Aim: The data below needs to be returned exactly, line for line.

Stored entries
<<<<

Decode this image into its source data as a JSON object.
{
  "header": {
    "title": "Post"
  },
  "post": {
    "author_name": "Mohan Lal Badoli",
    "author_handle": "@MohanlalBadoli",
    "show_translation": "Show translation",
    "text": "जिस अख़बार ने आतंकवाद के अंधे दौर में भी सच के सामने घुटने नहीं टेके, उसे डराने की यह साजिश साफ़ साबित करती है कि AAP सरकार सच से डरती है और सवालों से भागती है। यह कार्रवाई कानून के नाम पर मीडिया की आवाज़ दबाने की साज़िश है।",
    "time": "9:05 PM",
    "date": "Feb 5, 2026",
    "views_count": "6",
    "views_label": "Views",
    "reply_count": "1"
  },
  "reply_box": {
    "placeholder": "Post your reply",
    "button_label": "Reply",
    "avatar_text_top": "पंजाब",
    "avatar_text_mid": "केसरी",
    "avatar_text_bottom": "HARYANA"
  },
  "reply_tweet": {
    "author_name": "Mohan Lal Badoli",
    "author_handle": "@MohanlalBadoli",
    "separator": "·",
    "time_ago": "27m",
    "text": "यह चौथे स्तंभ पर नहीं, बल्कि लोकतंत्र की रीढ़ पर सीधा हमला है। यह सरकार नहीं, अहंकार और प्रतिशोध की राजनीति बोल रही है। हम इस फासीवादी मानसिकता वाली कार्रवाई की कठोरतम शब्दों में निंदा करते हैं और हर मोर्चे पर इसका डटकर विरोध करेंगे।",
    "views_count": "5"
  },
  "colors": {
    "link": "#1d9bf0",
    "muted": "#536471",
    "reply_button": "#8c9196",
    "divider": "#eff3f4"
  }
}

>>>>

Written answer:
Decode this image into its source data as a JSON object.
{
  "header": {
    "title": "Post"
  },
  "post": {
    "author_name": "Mohan Lal Badoli",
    "author_handle": "@MohanlalBadoli",
    "show_translation": "Show translation",
    "text": "जिस अख़बार ने आतंकवाद के अंधे दौर में भी सच के सामने घुटने नहीं टेके, उसे डराने की यह साजिश साफ़ साबित करती है कि AAP सरकार सच से डरती है और सवालों से भागती है। यह कार्रवाई कानून के नाम पर मीडिया की आवाज़ दबाने की साज़िश है।",
    "time": "9:05 PM",
    "date": "Feb 5, 2026",
    "views_count": "6",
    "views_label": "Views",
    "reply_count": "1"
  },
  "reply_box": {
    "placeholder": "Post your reply",
    "button_label": "Reply",
    "avatar_text_top": "पंजाब",
    "avatar_text_mid": "केसरी",
    "avatar_text_bottom": "HARYANA"
  },
  "reply_tweet": {
    "author_name": "Mohan Lal Badoli",
    "author_handle": "@MohanlalBadoli",
    "separator": "·",
    "time_ago": "27m",
    "text": "यह चौथे स्तंभ पर नहीं, बल्कि लोकतंत्र की रीढ़ पर सीधा हमला है। यह सरकार नहीं, अहंकार और प्रतिशोध की राजनीति बोल रही है। हम इस फासीवादी मानसिकता वाली कार्रवाई की कठोरतम शब्दों में निंदा करते हैं और हर मोर्चे पर इसका डटकर विरोध करेंगे।",
    "views_count": "5"
  },
  "colors": {
    "link": "#1d9bf0",
    "muted": "#536471",
    "reply_button": "#8c9196",
    "divider": "#eff3f4"
  }
}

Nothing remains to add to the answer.